- Records shown
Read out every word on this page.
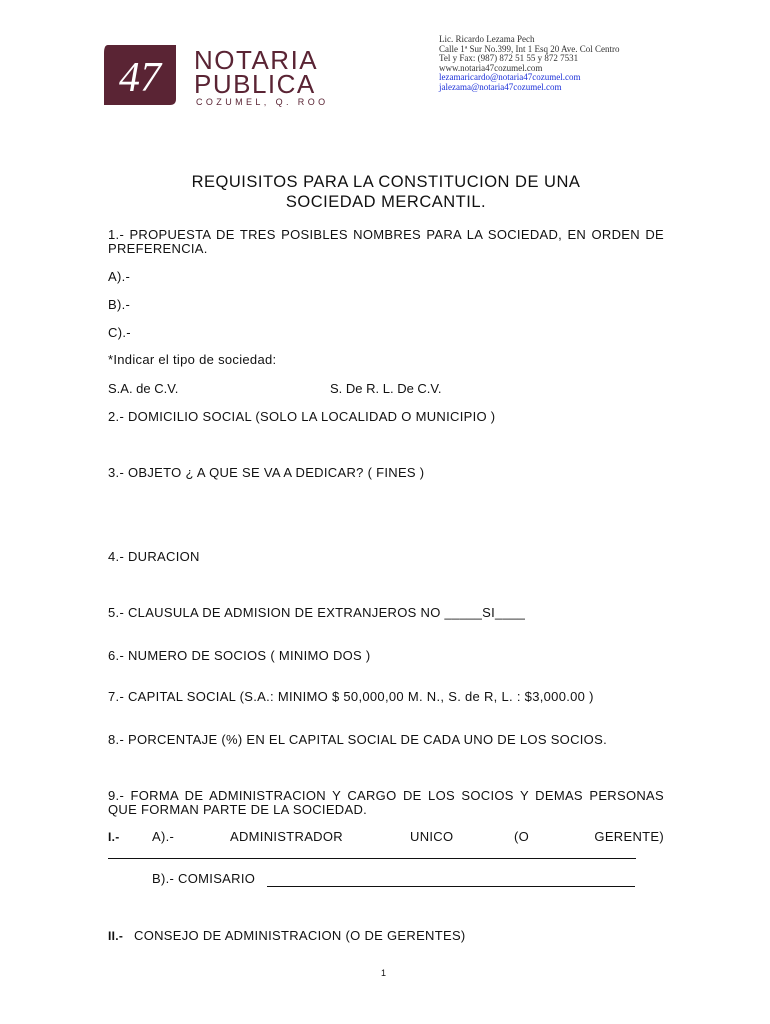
47 NOTARIA
PUBLICA
COZUMEL, Q. ROO
Lic. Ricardo Lezama Pech
Calle 1ª Sur No.399, Int 1 Esq 20 Ave. Col Centro
Tel y Fax: (987) 872 51 55 y 872 7531
www.notaria47cozumel.com
lezamaricardo@notaria47cozumel.com
jalezama@notaria47cozumel.com
REQUISITOS PARA LA CONSTITUCION DE UNA
SOCIEDAD MERCANTIL.

1.- PROPUESTA DE TRES POSIBLES NOMBRES PARA LA SOCIEDAD, EN ORDEN DE PREFERENCIA.

A).-

B).-

C).-

*Indicar el tipo de sociedad:

S.A. de C.V.	S. De R. L. De C.V.

2.- DOMICILIO SOCIAL (SOLO LA LOCALIDAD O MUNICIPIO )

3.- OBJETO ¿ A QUE SE VA A DEDICAR? ( FINES )

4.- DURACION

5.- CLAUSULA DE ADMISION DE EXTRANJEROS NO _____SI____

6.- NUMERO DE SOCIOS ( MINIMO DOS )

7.- CAPITAL SOCIAL (S.A.: MINIMO $ 50,000,00 M. N., S. de R, L. : $3,000.00 )

8.- PORCENTAJE (%) EN EL CAPITAL SOCIAL DE CADA UNO DE LOS SOCIOS.

9.- FORMA DE ADMINISTRACION Y CARGO DE LOS SOCIOS Y DEMAS PERSONAS QUE FORMAN PARTE DE LA SOCIEDAD.

I.- A).-	ADMINISTRADOR	UNICO	(O	GERENTE)
B).- COMISARIO
II.- CONSEJO DE ADMINISTRACION (O DE GERENTES)
1
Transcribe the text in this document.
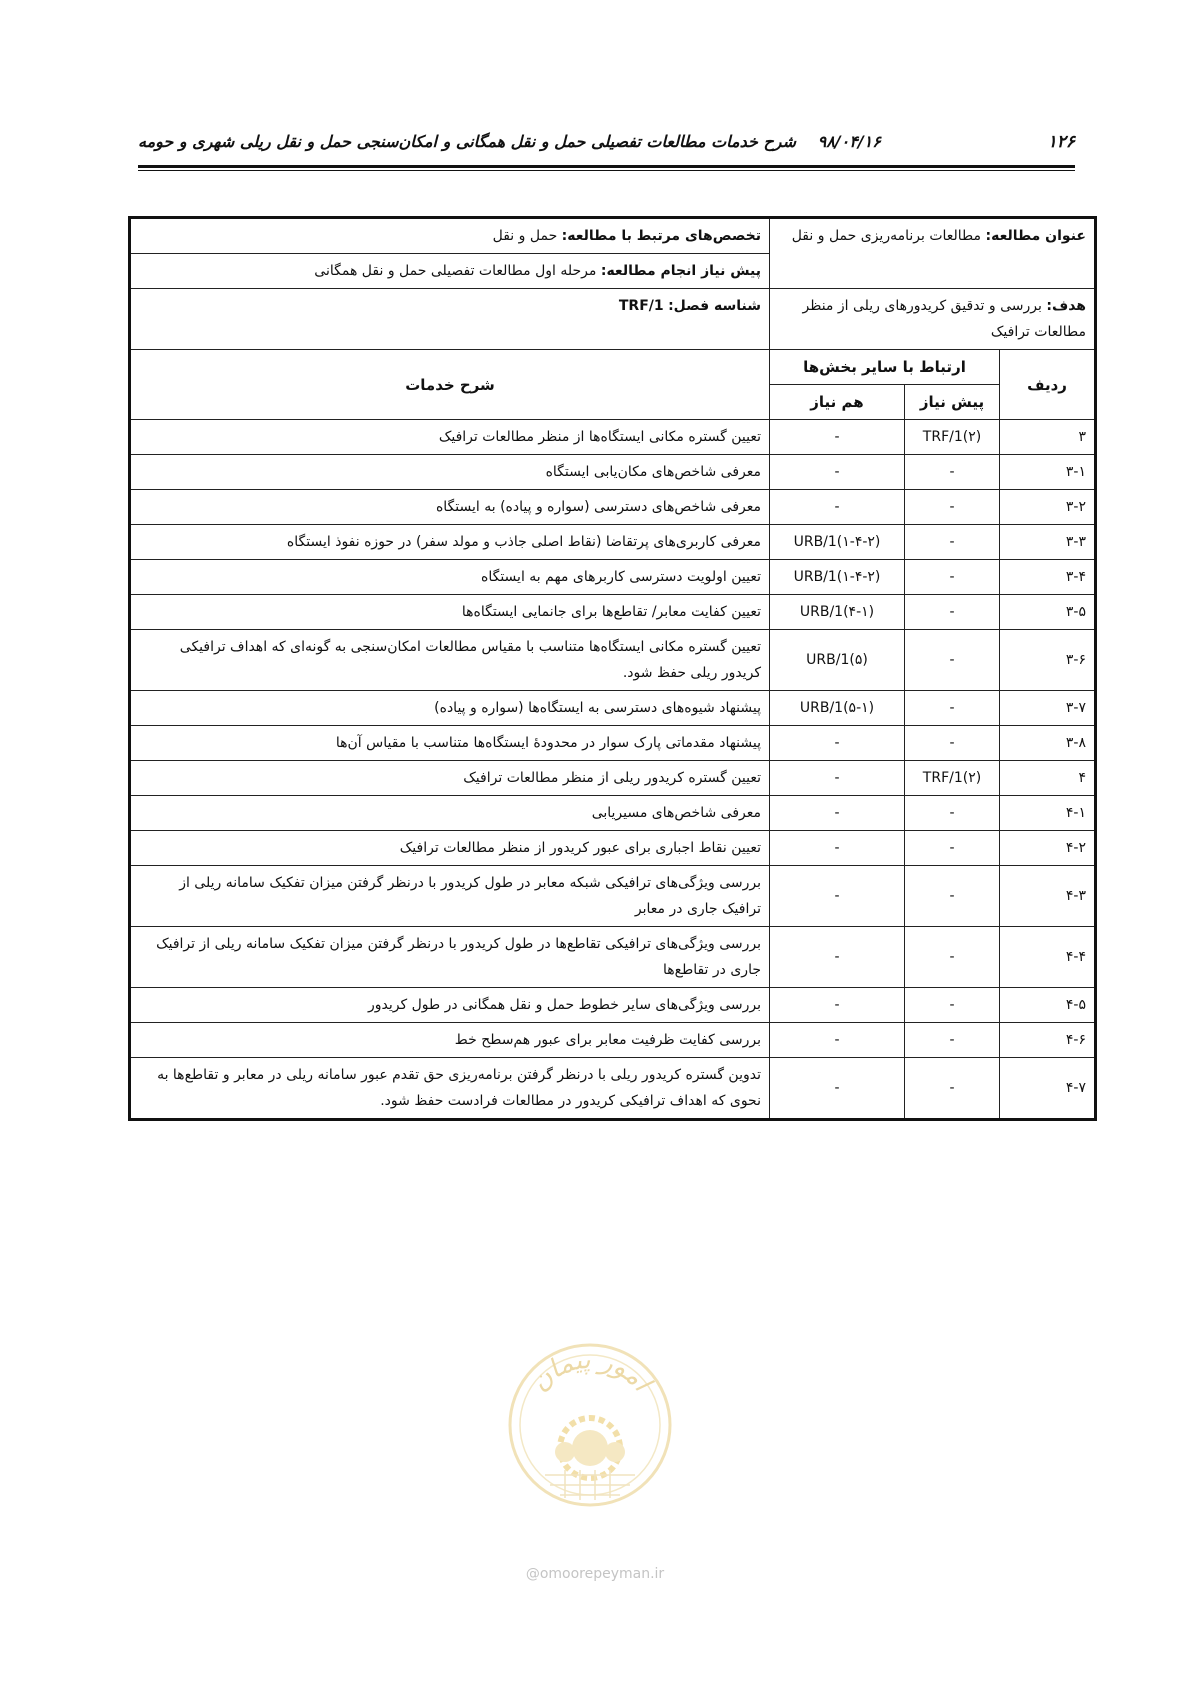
۱۲۶
۹۸/۰۴/۱۶ شرح خدمات مطالعات تفصیلی حمل و نقل همگانی و امکان‌سنجی حمل و نقل ریلی شهری و حومه
عنوان مطالعه: مطالعات برنامه‌ریزی حمل و نقل			تخصص‌های مرتبط با مطالعه: حمل و نقل
			پیش نیاز انجام مطالعه: مرحله اول مطالعات تفصیلی حمل و نقل همگانی
هدف: بررسی و تدقیق کریدورهای ریلی از منظر مطالعات ترافیک			شناسه فصل: TRF/1
ردیف	ارتباط با سایر بخش‌ها		شرح خدمات
	پیش نیاز	هم نیاز	
۳	TRF/1(۲)	-	تعیین گستره مکانی ایستگاه‌ها از منظر مطالعات ترافیک
۳-۱	-	-	معرفی شاخص‌های مکان‌یابی ایستگاه
۳-۲	-	-	معرفی شاخص‌های دسترسی (سواره و پیاده) به ایستگاه
۳-۳	-	URB/1(۱-۴-۲)	معرفی کاربری‌های پرتقاضا (نقاط اصلی جاذب و مولد سفر) در حوزه نفوذ ایستگاه
۳-۴	-	URB/1(۱-۴-۲)	تعیین اولویت دسترسی کاربرهای مهم به ایستگاه
۳-۵	-	URB/1(۴-۱)	تعیین کفایت معابر/ تقاطع‌ها برای جانمایی ایستگاه‌ها
۳-۶	-	URB/1(۵)	تعیین گستره مکانی ایستگاه‌ها متناسب با مقیاس مطالعات امکان‌سنجی به گونه‌ای که اهداف ترافیکی کریدور ریلی حفظ شود.
۳-۷	-	URB/1(۵-۱)	پیشنهاد شیوه‌های دسترسی به ایستگاه‌ها (سواره و پیاده)
۳-۸	-	-	پیشنهاد مقدماتی پارک سوار در محدودهٔ ایستگاه‌ها متناسب با مقیاس آن‌ها
۴	TRF/1(۲)	-	تعیین گستره کریدور ریلی از منظر مطالعات ترافیک
۴-۱	-	-	معرفی شاخص‌های مسیریابی
۴-۲	-	-	تعیین نقاط اجباری برای عبور کریدور از منظر مطالعات ترافیک
۴-۳	-	-	بررسی ویژگی‌های ترافیکی شبکه معابر در طول کریدور با درنظر گرفتن میزان تفکیک سامانه ریلی از ترافیک جاری در معابر
۴-۴	-	-	بررسی ویژگی‌های ترافیکی تقاطع‌ها در طول کریدور با درنظر گرفتن میزان تفکیک سامانه ریلی از ترافیک جاری در تقاطع‌ها
۴-۵	-	-	بررسی ویژگی‌های سایر خطوط حمل و نقل همگانی در طول کریدور
۴-۶	-	-	بررسی کفایت ظرفیت معابر برای عبور هم‌سطح خط
۴-۷	-	-	تدوین گستره کریدور ریلی با درنظر گرفتن برنامه‌ریزی حق تقدم عبور سامانه ریلی در معابر و تقاطع‌ها به نحوی که اهداف ترافیکی کریدور در مطالعات فرادست حفظ شود.
امور پیمان
@omoorepeyman.ir
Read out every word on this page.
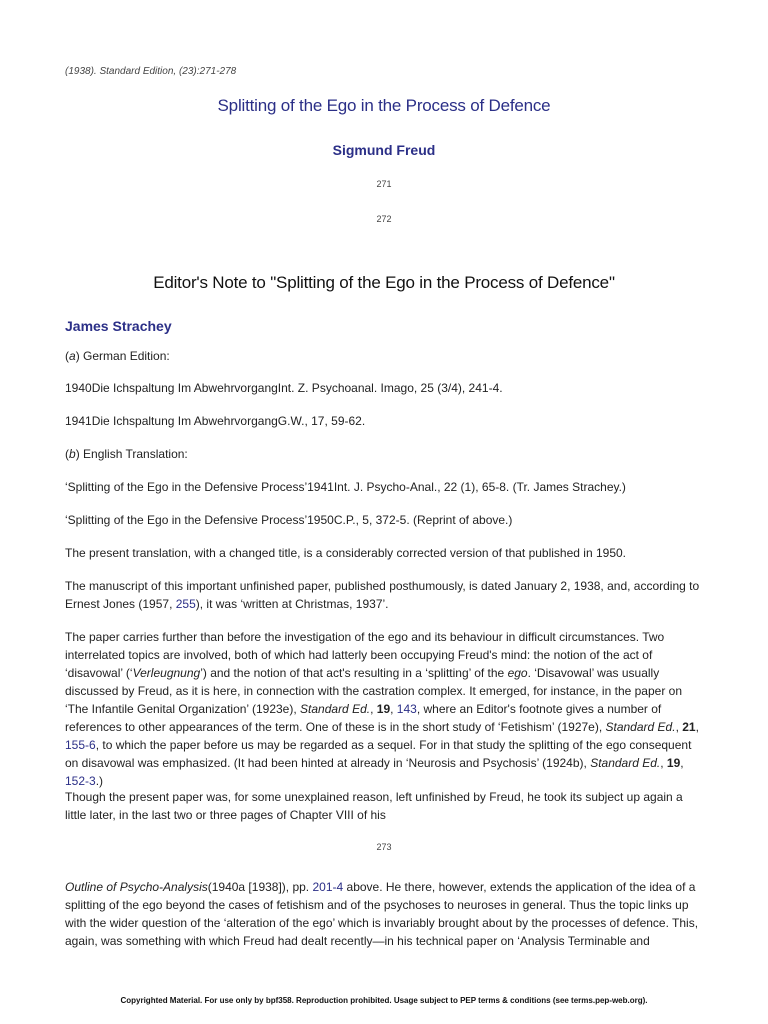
(1938). Standard Edition, (23):271-278
Splitting of the Ego in the Process of Defence
Sigmund Freud
271
272
Editor's Note to "Splitting of the Ego in the Process of Defence"
James Strachey
(a) German Edition:
1940Die Ichspaltung Im AbwehrvorgangInt. Z. Psychoanal. Imago, 25 (3/4), 241-4.
1941Die Ichspaltung Im AbwehrvorgangG.W., 17, 59-62.
(b) English Translation:
‘Splitting of the Ego in the Defensive Process’1941Int. J. Psycho-Anal., 22 (1), 65-8. (Tr. James Strachey.)
‘Splitting of the Ego in the Defensive Process’1950C.P., 5, 372-5. (Reprint of above.)
The present translation, with a changed title, is a considerably corrected version of that published in 1950.
The manuscript of this important unfinished paper, published posthumously, is dated January 2, 1938, and, according to Ernest Jones (1957, 255), it was ‘written at Christmas, 1937’.
The paper carries further than before the investigation of the ego and its behaviour in difficult circumstances. Two interrelated topics are involved, both of which had latterly been occupying Freud's mind: the notion of the act of ‘disavowal’ (‘Verleugnung’) and the notion of that act's resulting in a ‘splitting’ of the ego. ‘Disavowal’ was usually discussed by Freud, as it is here, in connection with the castration complex. It emerged, for instance, in the paper on ‘The Infantile Genital Organization’ (1923e), Standard Ed., 19, 143, where an Editor's footnote gives a number of references to other appearances of the term. One of these is in the short study of ‘Fetishism’ (1927e), Standard Ed., 21, 155-6, to which the paper before us may be regarded as a sequel. For in that study the splitting of the ego consequent on disavowal was emphasized. (It had been hinted at already in ‘Neurosis and Psychosis’ (1924b), Standard Ed., 19, 152-3.)
Though the present paper was, for some unexplained reason, left unfinished by Freud, he took its subject up again a little later, in the last two or three pages of Chapter VIII of his
273
Outline of Psycho-Analysis(1940a [1938]), pp. 201-4 above. He there, however, extends the application of the idea of a splitting of the ego beyond the cases of fetishism and of the psychoses to neuroses in general. Thus the topic links up with the wider question of the ‘alteration of the ego’ which is invariably brought about by the processes of defence. This, again, was something with which Freud had dealt recently—in his technical paper on ‘Analysis Terminable and
Copyrighted Material. For use only by bpf358. Reproduction prohibited. Usage subject to PEP terms & conditions (see terms.pep-web.org).
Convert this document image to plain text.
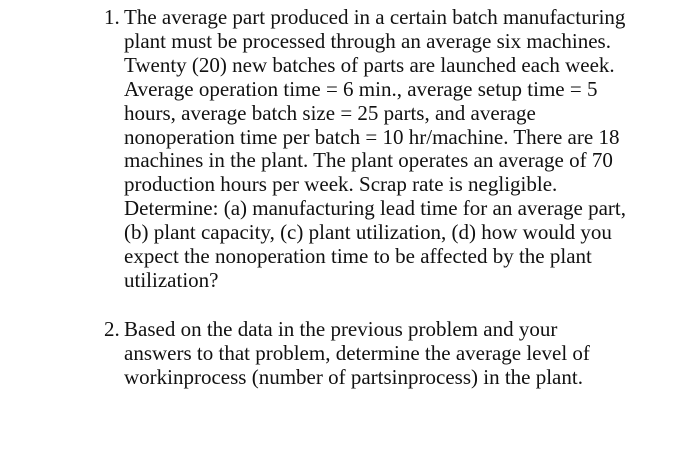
1. The average part produced in a certain batch manufacturing
plant must be processed through an average six machines.
Twenty (20) new batches of parts are launched each week.
Average operation time = 6 min., average setup time = 5
hours, average batch size = 25 parts, and average
nonoperation time per batch = 10 hr/machine. There are 18
machines in the plant. The plant operates an average of 70
production hours per week. Scrap rate is negligible.
Determine: (a) manufacturing lead time for an average part,
(b) plant capacity, (c) plant utilization, (d) how would you
expect the nonoperation time to be affected by the plant
utilization?
2. Based on the data in the previous problem and your
answers to that problem, determine the average level of
workinprocess (number of partsinprocess) in the plant.
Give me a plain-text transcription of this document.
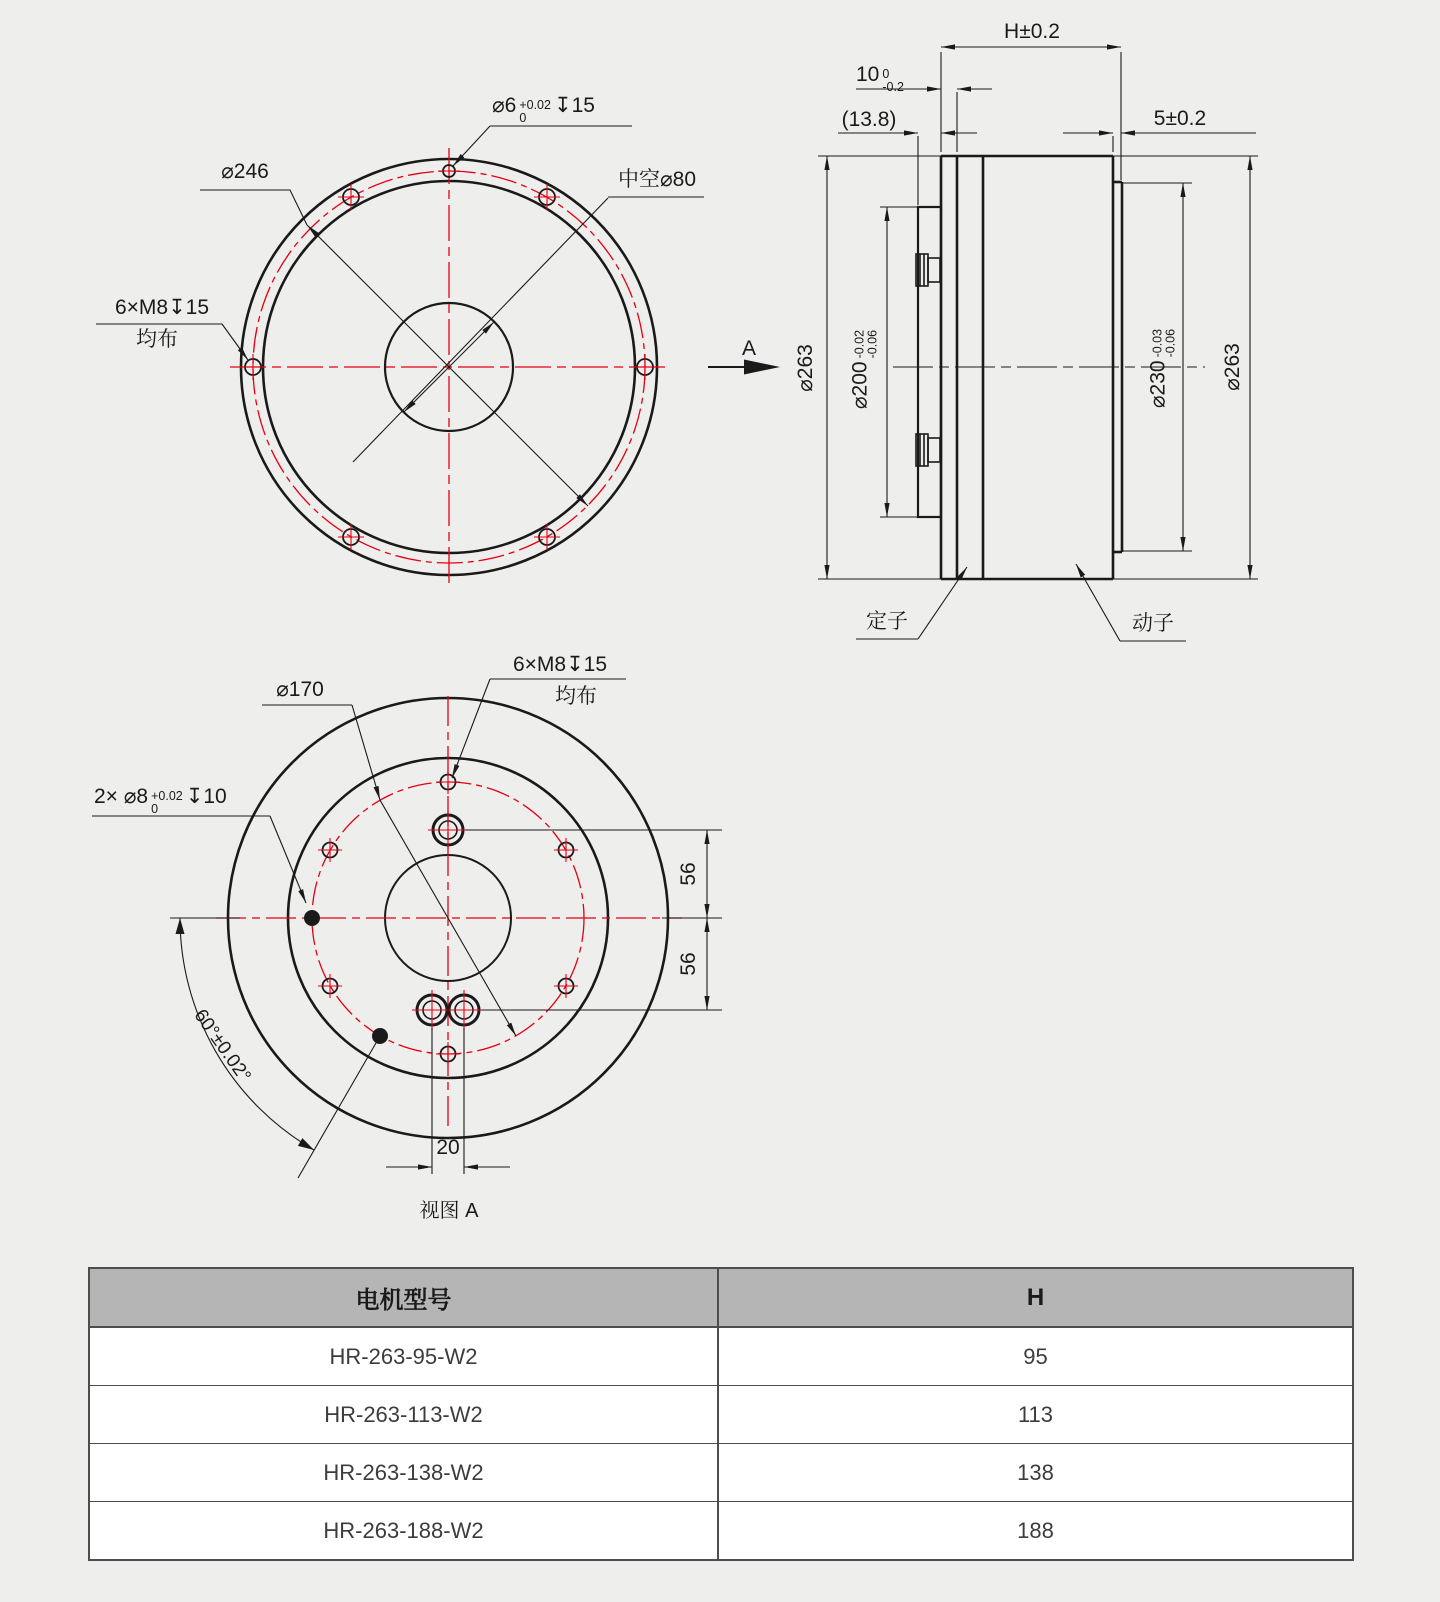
⌀6 +0.02
0
↧15
⌀246	中空⌀80
6×M8↧15
均布
H±0.2
10 0
-0.2
(13.8)	5±0.2
⌀263 ⌀200
-0.02 -0.06
⌀230
-0.03 -0.06 ⌀263
定子	动子
A
⌀170
6×M8↧15
均布
2× ⌀8 +0.02
0
↧10
56
56
20
60°±0.02°
视图 A
电机型号	H
HR-263-95-W2	95
HR-263-113-W2	113
HR-263-138-W2	138
HR-263-188-W2	188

- Work required
Output exactly the lines from the one containing "Give me a plain-text" through the last line of the records above, both included, and leave out the pictures.

- Solution for this problem
Give me a plain-text transcription of this document.
⌀6 +0.02
0
↧15
⌀246	中空⌀80
6×M8↧15
均布
H±0.2
10 0
-0.2
(13.8)	5±0.2
⌀263 ⌀200
-0.02 -0.06
⌀230
-0.03 -0.06 ⌀263
定子	动子
A
⌀170
6×M8↧15
均布
2× ⌀8 +0.02
0
↧10
56
56
20
60°±0.02°
视图 A
电机型号	H
HR-263-95-W2	95
HR-263-113-W2	113
HR-263-138-W2	138
HR-263-188-W2	188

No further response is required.